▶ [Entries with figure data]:
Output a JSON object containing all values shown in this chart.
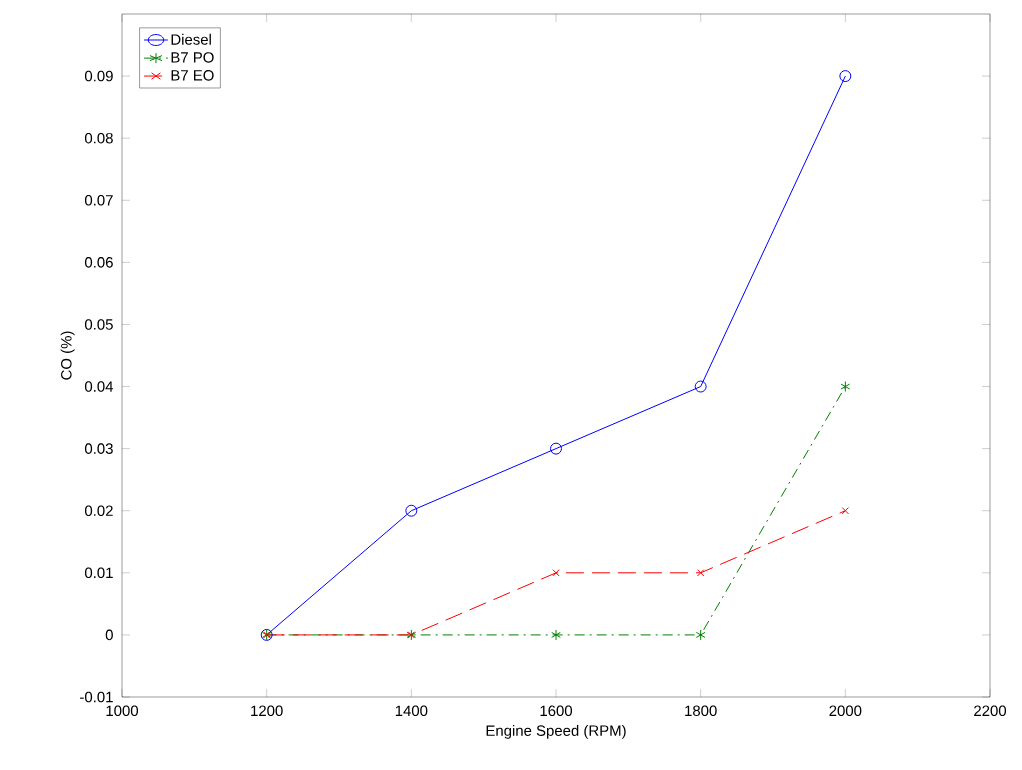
{
  "chart_data": {
    "type": "line",
    "xlabel": "Engine Speed (RPM)",
    "ylabel": "CO (%)",
    "x": [
      1200,
      1400,
      1600,
      1800,
      2000
    ],
    "series": [
      {
        "name": "Diesel",
        "color": "#0000ff",
        "values": [
          0,
          0.02,
          0.03,
          0.04,
          0.09
        ],
        "marker": "circle",
        "line_style": "solid"
      },
      {
        "name": "B7 PO",
        "color": "#008000",
        "values": [
          0,
          0,
          0,
          0,
          0.04
        ],
        "marker": "cross",
        "line_style": "dashdot"
      },
      {
        "name": "B7 EO",
        "color": "#ff0000",
        "values": [
          0,
          0,
          0.01,
          0.01,
          0.02
        ],
        "marker": "cross",
        "line_style": "dashed"
      }
    ],
    "xlim": [
      1000,
      2200
    ],
    "xticks": [
      1000,
      1200,
      1400,
      1600,
      1800,
      2000,
      2200
    ],
    "ylim": [
      -0.01,
      0.1
    ],
    "yticks": [
      -0.01,
      0,
      0.01,
      0.02,
      0.03,
      0.04,
      0.05,
      0.06,
      0.07,
      0.08,
      0.09
    ],
    "grid": false,
    "legend": "top left"
  }
}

▶ [Problem description]:
Exclude the pictures. Write out the remaining data exactly.

▶ [Expected answer]:
Output a JSON object containing all values shown in this chart.
{
  "chart_data": {
    "type": "line",
    "xlabel": "Engine Speed (RPM)",
    "ylabel": "CO (%)",
    "x": [
      1200,
      1400,
      1600,
      1800,
      2000
    ],
    "series": [
      {
        "name": "Diesel",
        "color": "#0000ff",
        "values": [
          0,
          0.02,
          0.03,
          0.04,
          0.09
        ],
        "marker": "circle",
        "line_style": "solid"
      },
      {
        "name": "B7 PO",
        "color": "#008000",
        "values": [
          0,
          0,
          0,
          0,
          0.04
        ],
        "marker": "cross",
        "line_style": "dashdot"
      },
      {
        "name": "B7 EO",
        "color": "#ff0000",
        "values": [
          0,
          0,
          0.01,
          0.01,
          0.02
        ],
        "marker": "cross",
        "line_style": "dashed"
      }
    ],
    "xlim": [
      1000,
      2200
    ],
    "xticks": [
      1000,
      1200,
      1400,
      1600,
      1800,
      2000,
      2200
    ],
    "ylim": [
      -0.01,
      0.1
    ],
    "yticks": [
      -0.01,
      0,
      0.01,
      0.02,
      0.03,
      0.04,
      0.05,
      0.06,
      0.07,
      0.08,
      0.09
    ],
    "grid": false,
    "legend": "top left"
  }
}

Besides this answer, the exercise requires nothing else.